■ EXERCISE PROMPT: Everything in the listing except the pictures should be written out exactly.

■ MATERIAL FOR THIS EXERCISE:

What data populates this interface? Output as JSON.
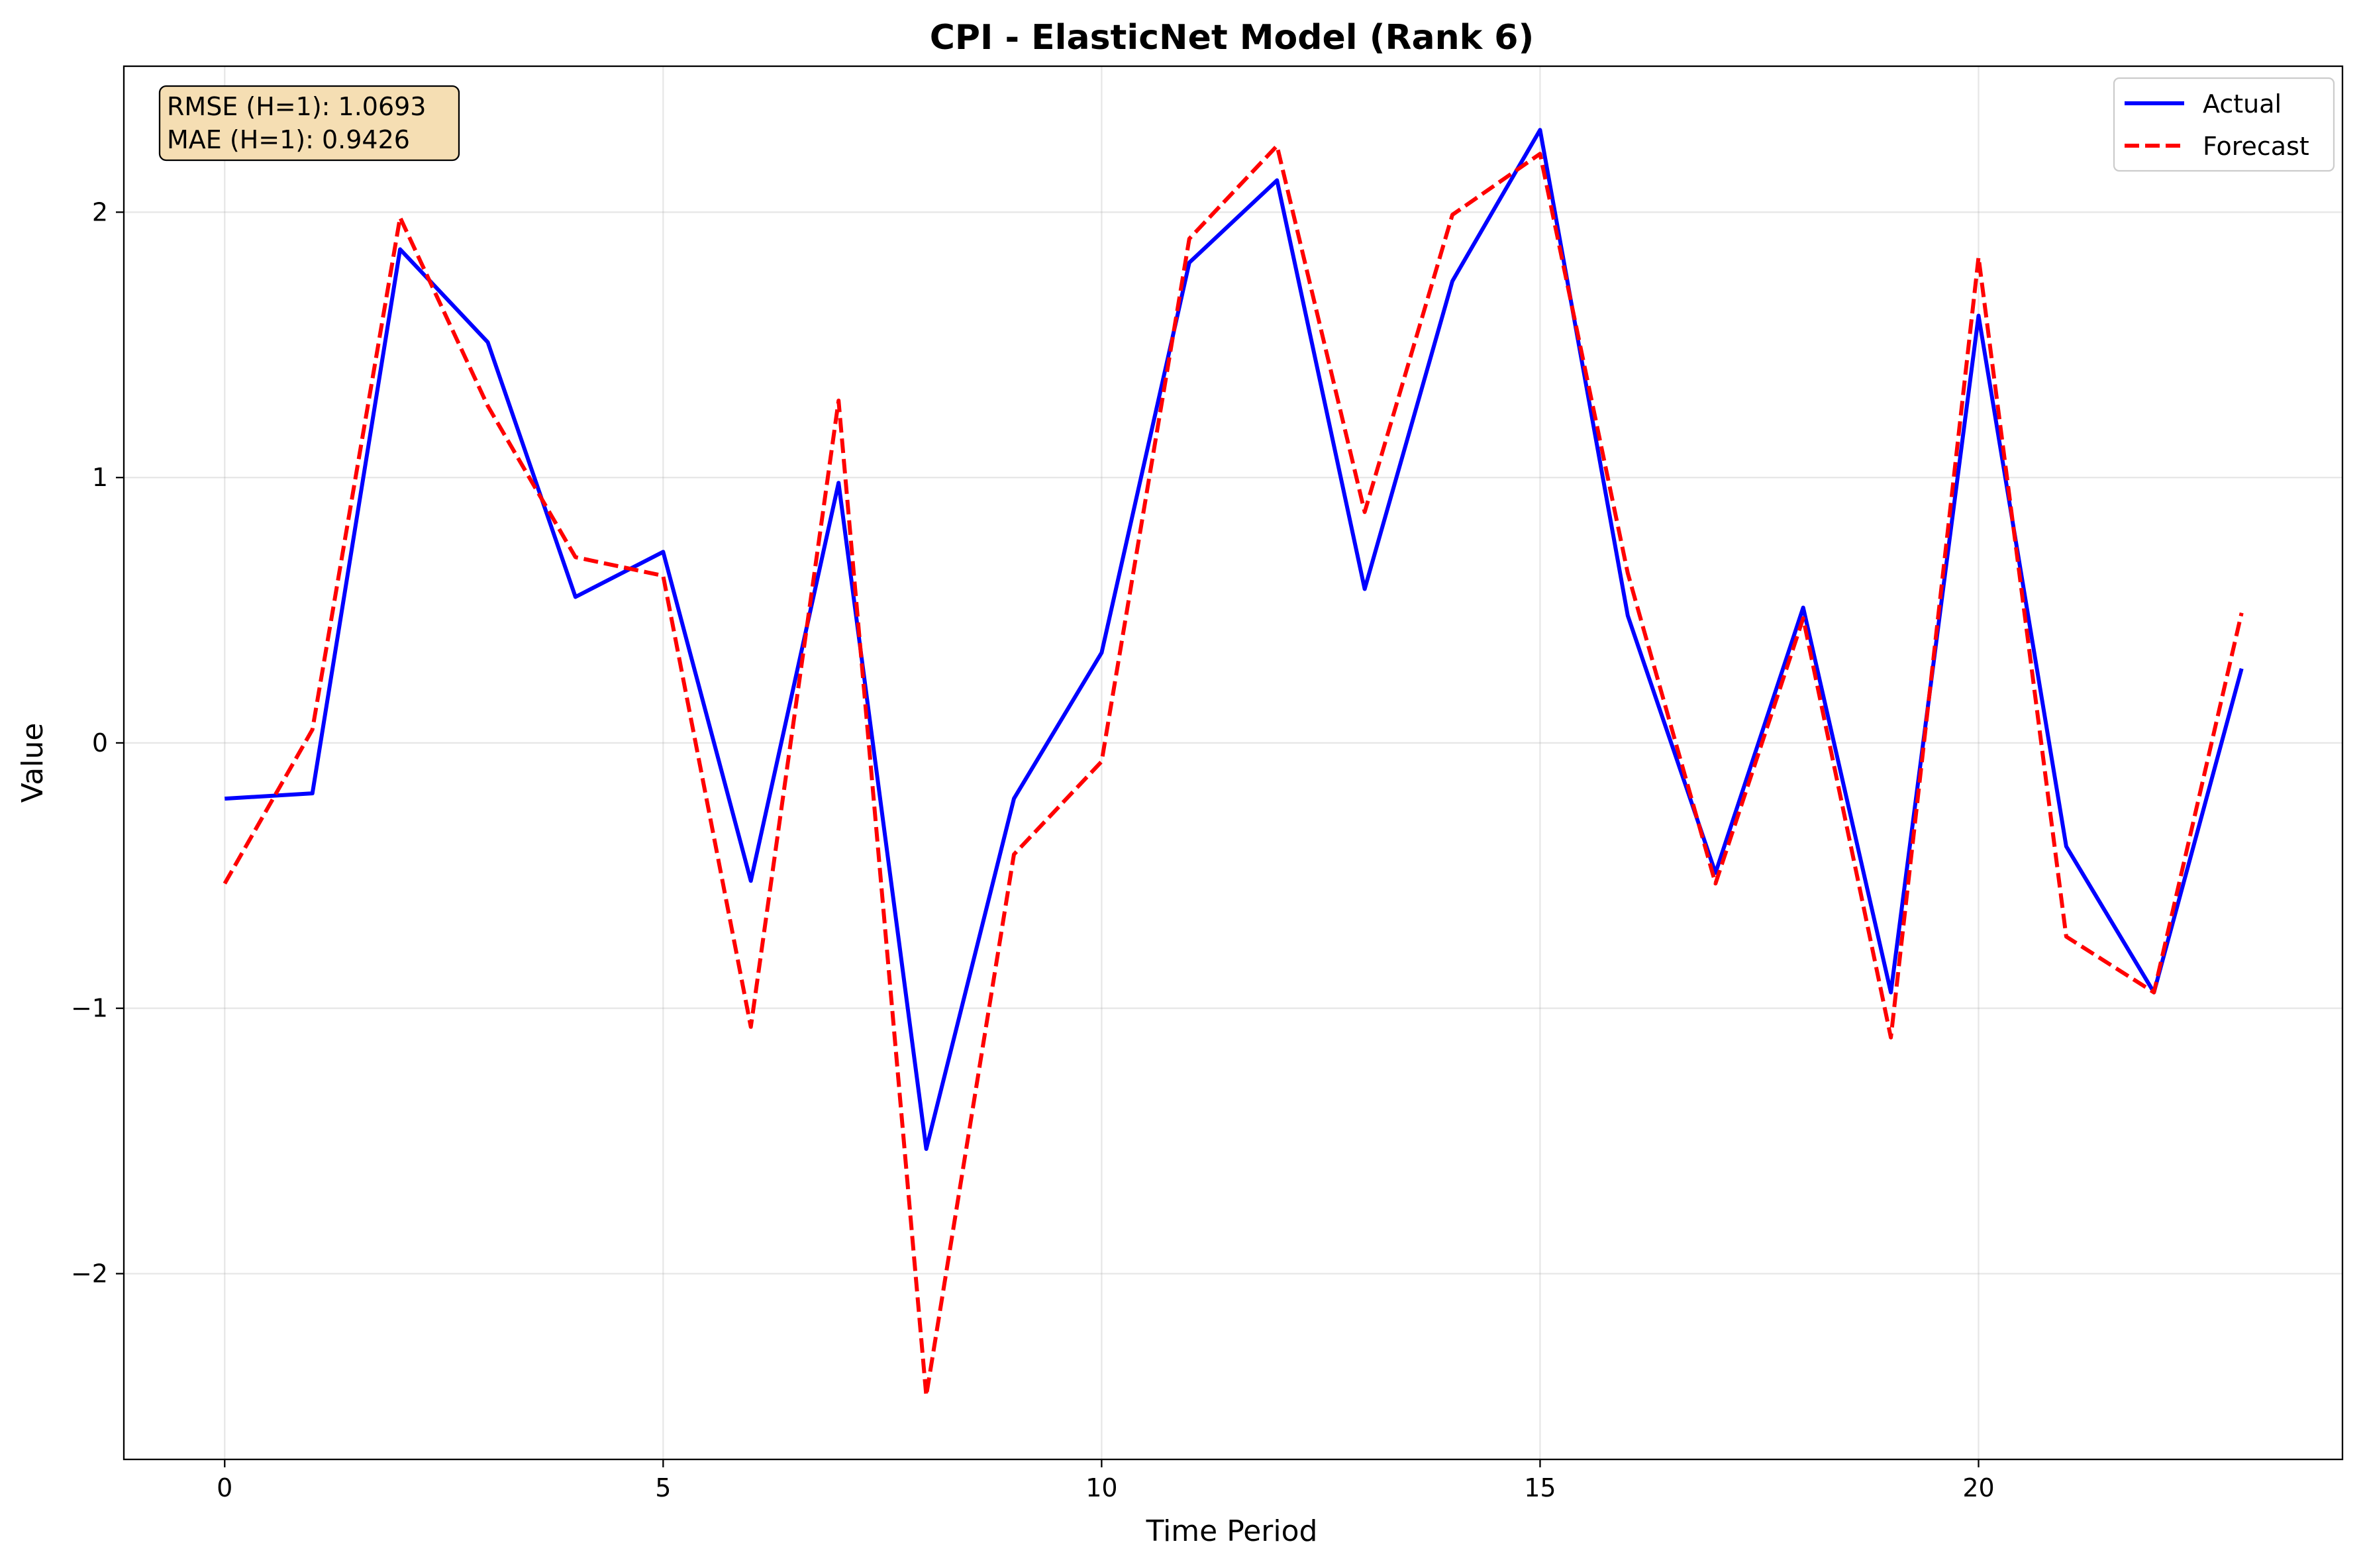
{
  "chart_data": {
    "type": "line",
    "title": "CPI - ElasticNet Model (Rank 6)",
    "xlabel": "Time Period",
    "ylabel": "Value",
    "xlim": [
      -1.15,
      24.15
    ],
    "ylim": [
      -2.7,
      2.55
    ],
    "grid": true,
    "legend_position": "top-right",
    "x_ticks": [
      0,
      5,
      10,
      15,
      20
    ],
    "x_tick_labels": [
      "0",
      "5",
      "10",
      "15",
      "20"
    ],
    "y_ticks": [
      -2,
      -1,
      0,
      1,
      2
    ],
    "y_tick_labels": [
      "−2",
      "−1",
      "0",
      "1",
      "2"
    ],
    "x": [
      0,
      1,
      2,
      3,
      4,
      5,
      6,
      7,
      8,
      9,
      10,
      11,
      12,
      13,
      14,
      15,
      16,
      17,
      18,
      19,
      20,
      21,
      22,
      23
    ],
    "series": [
      {
        "name": "Actual",
        "color": "#0000ff",
        "style": "solid",
        "values": [
          -0.21,
          -0.19,
          1.86,
          1.51,
          0.55,
          0.72,
          -0.52,
          0.98,
          -1.53,
          -0.21,
          0.34,
          1.81,
          2.12,
          0.58,
          1.74,
          2.31,
          0.48,
          -0.49,
          0.51,
          -0.94,
          1.61,
          -0.39,
          -0.94,
          0.28
        ]
      },
      {
        "name": "Forecast",
        "color": "#ff0000",
        "style": "dashed",
        "values": [
          -0.53,
          0.05,
          1.98,
          1.27,
          0.7,
          0.63,
          -1.07,
          1.29,
          -2.46,
          -0.42,
          -0.07,
          1.9,
          2.25,
          0.87,
          1.99,
          2.22,
          0.64,
          -0.53,
          0.47,
          -1.11,
          1.83,
          -0.73,
          -0.94,
          0.49
        ]
      }
    ],
    "annotations": {
      "rmse": "RMSE (H=1): 1.0693",
      "mae": "MAE (H=1): 0.9426"
    }
  }
}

■ PROBLEM SOLUTION:
What data populates this interface? Output as JSON.
{
  "chart_data": {
    "type": "line",
    "title": "CPI - ElasticNet Model (Rank 6)",
    "xlabel": "Time Period",
    "ylabel": "Value",
    "xlim": [
      -1.15,
      24.15
    ],
    "ylim": [
      -2.7,
      2.55
    ],
    "grid": true,
    "legend_position": "top-right",
    "x_ticks": [
      0,
      5,
      10,
      15,
      20
    ],
    "x_tick_labels": [
      "0",
      "5",
      "10",
      "15",
      "20"
    ],
    "y_ticks": [
      -2,
      -1,
      0,
      1,
      2
    ],
    "y_tick_labels": [
      "−2",
      "−1",
      "0",
      "1",
      "2"
    ],
    "x": [
      0,
      1,
      2,
      3,
      4,
      5,
      6,
      7,
      8,
      9,
      10,
      11,
      12,
      13,
      14,
      15,
      16,
      17,
      18,
      19,
      20,
      21,
      22,
      23
    ],
    "series": [
      {
        "name": "Actual",
        "color": "#0000ff",
        "style": "solid",
        "values": [
          -0.21,
          -0.19,
          1.86,
          1.51,
          0.55,
          0.72,
          -0.52,
          0.98,
          -1.53,
          -0.21,
          0.34,
          1.81,
          2.12,
          0.58,
          1.74,
          2.31,
          0.48,
          -0.49,
          0.51,
          -0.94,
          1.61,
          -0.39,
          -0.94,
          0.28
        ]
      },
      {
        "name": "Forecast",
        "color": "#ff0000",
        "style": "dashed",
        "values": [
          -0.53,
          0.05,
          1.98,
          1.27,
          0.7,
          0.63,
          -1.07,
          1.29,
          -2.46,
          -0.42,
          -0.07,
          1.9,
          2.25,
          0.87,
          1.99,
          2.22,
          0.64,
          -0.53,
          0.47,
          -1.11,
          1.83,
          -0.73,
          -0.94,
          0.49
        ]
      }
    ],
    "annotations": {
      "rmse": "RMSE (H=1): 1.0693",
      "mae": "MAE (H=1): 0.9426"
    }
  }
}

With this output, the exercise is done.